Direction
Lay out everything from the start of the listing down to and including the line containing "speckle [436, 511, 446, 520]" as a JSON list of strings, one string per line, with blank lines left out.

Excerpted records
━━━━━━━━

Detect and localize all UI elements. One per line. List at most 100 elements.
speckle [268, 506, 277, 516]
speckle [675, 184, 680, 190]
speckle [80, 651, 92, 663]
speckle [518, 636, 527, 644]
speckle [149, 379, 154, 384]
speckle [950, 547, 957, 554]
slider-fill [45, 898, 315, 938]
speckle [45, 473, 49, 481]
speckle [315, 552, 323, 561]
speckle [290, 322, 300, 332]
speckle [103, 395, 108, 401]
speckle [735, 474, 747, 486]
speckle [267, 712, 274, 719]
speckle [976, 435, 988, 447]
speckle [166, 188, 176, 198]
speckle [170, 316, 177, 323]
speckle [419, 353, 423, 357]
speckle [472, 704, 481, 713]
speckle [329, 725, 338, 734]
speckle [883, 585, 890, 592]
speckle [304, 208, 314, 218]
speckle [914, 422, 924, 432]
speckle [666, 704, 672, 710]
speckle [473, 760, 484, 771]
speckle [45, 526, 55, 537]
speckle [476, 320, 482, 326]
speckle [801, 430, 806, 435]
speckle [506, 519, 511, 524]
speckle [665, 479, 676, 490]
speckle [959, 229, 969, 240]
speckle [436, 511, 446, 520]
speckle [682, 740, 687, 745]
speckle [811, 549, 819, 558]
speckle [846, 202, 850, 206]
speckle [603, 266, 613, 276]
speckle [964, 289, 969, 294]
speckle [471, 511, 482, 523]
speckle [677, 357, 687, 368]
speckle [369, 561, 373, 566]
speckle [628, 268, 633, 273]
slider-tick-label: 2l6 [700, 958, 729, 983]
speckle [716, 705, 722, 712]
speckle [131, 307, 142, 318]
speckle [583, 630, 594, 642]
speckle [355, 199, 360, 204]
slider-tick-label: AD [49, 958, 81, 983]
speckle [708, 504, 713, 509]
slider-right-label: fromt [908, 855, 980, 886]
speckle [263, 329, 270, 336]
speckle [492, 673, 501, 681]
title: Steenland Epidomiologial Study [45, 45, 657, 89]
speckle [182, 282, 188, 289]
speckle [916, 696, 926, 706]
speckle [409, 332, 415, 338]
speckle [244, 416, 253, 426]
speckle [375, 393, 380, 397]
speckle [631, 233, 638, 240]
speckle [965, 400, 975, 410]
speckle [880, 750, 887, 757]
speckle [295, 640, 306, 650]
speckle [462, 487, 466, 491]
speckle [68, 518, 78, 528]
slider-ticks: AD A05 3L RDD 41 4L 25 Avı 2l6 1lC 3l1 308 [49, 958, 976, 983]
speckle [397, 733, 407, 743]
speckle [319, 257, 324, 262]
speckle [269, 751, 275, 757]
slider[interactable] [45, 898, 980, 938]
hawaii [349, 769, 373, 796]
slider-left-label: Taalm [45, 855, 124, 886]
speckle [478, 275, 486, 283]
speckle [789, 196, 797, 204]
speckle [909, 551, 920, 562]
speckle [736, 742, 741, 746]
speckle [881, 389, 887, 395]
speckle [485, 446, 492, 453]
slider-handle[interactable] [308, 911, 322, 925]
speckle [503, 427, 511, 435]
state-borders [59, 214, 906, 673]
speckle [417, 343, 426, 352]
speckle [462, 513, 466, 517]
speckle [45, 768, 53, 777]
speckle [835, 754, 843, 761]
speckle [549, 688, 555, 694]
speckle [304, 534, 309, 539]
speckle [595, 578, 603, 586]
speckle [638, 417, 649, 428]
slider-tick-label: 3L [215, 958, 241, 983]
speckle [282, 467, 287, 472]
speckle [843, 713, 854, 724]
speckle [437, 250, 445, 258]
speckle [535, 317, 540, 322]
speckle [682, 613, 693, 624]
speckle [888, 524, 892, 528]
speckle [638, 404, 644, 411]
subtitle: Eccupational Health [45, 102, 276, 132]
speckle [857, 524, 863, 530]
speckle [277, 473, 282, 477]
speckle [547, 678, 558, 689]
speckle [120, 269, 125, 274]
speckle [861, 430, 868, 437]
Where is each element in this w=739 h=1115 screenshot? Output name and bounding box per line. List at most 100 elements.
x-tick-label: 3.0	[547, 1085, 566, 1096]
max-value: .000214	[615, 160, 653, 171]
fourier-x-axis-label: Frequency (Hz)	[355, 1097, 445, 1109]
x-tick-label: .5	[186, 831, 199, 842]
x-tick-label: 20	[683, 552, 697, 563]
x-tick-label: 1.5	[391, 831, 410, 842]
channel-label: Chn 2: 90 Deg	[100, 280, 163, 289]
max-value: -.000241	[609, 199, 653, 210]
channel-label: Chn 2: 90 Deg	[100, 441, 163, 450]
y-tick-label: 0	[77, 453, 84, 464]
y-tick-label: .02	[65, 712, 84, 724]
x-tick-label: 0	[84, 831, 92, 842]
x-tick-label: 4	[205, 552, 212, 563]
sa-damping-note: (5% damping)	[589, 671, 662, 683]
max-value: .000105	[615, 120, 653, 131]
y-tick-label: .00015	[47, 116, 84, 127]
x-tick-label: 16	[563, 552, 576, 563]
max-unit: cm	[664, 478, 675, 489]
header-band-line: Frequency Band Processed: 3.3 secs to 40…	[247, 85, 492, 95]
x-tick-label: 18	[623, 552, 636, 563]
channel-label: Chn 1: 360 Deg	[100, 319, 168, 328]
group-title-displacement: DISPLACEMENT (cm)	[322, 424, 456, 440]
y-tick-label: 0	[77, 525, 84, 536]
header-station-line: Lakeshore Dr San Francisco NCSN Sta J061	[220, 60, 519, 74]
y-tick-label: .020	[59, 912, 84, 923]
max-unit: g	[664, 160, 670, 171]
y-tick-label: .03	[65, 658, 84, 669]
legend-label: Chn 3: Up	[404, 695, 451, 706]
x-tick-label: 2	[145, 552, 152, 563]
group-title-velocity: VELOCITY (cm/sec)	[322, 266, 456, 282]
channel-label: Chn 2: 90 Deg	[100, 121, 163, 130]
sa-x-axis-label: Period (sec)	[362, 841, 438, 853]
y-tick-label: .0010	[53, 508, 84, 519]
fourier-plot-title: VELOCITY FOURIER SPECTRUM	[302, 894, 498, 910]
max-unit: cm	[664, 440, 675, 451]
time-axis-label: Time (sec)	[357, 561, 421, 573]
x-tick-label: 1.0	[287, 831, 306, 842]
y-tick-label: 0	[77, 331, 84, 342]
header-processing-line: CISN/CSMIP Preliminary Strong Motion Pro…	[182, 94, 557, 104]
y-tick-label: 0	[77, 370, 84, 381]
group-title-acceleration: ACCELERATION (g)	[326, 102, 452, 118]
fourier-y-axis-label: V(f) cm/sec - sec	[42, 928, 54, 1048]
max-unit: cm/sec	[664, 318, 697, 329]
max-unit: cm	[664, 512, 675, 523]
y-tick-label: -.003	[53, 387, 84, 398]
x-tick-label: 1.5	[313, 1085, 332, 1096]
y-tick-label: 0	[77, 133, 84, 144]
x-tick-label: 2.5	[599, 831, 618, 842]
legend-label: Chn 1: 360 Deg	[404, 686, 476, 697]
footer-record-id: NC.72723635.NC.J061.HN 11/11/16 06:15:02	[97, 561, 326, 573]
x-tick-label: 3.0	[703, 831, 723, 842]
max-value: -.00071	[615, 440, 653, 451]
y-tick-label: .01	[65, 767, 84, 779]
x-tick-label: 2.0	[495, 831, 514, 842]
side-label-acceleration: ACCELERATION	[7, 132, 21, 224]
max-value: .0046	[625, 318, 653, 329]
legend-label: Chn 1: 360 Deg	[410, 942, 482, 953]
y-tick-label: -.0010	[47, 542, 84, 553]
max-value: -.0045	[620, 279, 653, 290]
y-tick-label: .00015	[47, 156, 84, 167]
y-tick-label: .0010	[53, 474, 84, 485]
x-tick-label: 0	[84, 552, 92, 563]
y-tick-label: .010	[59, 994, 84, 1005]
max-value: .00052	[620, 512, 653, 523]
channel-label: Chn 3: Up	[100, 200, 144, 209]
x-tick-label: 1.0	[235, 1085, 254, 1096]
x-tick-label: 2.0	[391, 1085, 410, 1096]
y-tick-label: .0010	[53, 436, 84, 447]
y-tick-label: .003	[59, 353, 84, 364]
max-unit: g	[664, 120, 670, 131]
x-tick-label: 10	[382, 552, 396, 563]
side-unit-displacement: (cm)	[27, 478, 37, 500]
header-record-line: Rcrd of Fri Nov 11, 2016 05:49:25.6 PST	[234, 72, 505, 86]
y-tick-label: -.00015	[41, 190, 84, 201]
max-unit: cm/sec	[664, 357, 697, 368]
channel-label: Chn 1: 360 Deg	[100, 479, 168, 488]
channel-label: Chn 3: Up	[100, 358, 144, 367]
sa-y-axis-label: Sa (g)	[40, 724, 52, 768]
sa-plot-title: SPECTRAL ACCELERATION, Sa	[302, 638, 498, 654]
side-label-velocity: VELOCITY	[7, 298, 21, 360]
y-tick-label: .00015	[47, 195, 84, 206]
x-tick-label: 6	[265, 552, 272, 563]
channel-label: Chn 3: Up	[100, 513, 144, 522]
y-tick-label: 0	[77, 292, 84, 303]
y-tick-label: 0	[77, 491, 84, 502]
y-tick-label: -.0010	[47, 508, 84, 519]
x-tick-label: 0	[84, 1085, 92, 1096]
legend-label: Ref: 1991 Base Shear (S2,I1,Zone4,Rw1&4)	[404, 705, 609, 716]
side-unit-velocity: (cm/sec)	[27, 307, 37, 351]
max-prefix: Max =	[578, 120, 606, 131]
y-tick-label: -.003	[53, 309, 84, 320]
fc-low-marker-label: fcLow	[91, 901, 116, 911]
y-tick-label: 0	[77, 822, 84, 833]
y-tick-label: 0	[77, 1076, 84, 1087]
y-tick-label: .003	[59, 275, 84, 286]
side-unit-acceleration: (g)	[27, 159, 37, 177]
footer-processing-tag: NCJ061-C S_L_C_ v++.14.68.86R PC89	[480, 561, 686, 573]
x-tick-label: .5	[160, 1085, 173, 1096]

━━━━━━━━

Output for this task
[
  "Detect and localize all UI elements. One per line. List at most 100 elements.",
  "speckle [268, 506, 277, 516]",
  "speckle [675, 184, 680, 190]",
  "speckle [80, 651, 92, 663]",
  "speckle [518, 636, 527, 644]",
  "speckle [149, 379, 154, 384]",
  "speckle [950, 547, 957, 554]",
  "slider-fill [45, 898, 315, 938]",
  "speckle [45, 473, 49, 481]",
  "speckle [315, 552, 323, 561]",
  "speckle [290, 322, 300, 332]",
  "speckle [103, 395, 108, 401]",
  "speckle [735, 474, 747, 486]",
  "speckle [267, 712, 274, 719]",
  "speckle [976, 435, 988, 447]",
  "speckle [166, 188, 176, 198]",
  "speckle [170, 316, 177, 323]",
  "speckle [419, 353, 423, 357]",
  "speckle [472, 704, 481, 713]",
  "speckle [329, 725, 338, 734]",
  "speckle [883, 585, 890, 592]",
  "speckle [304, 208, 314, 218]",
  "speckle [914, 422, 924, 432]",
  "speckle [666, 704, 672, 710]",
  "speckle [473, 760, 484, 771]",
  "speckle [45, 526, 55, 537]",
  "speckle [476, 320, 482, 326]",
  "speckle [801, 430, 806, 435]",
  "speckle [506, 519, 511, 524]",
  "speckle [665, 479, 676, 490]",
  "speckle [959, 229, 969, 240]",
  "speckle [436, 511, 446, 520]"
]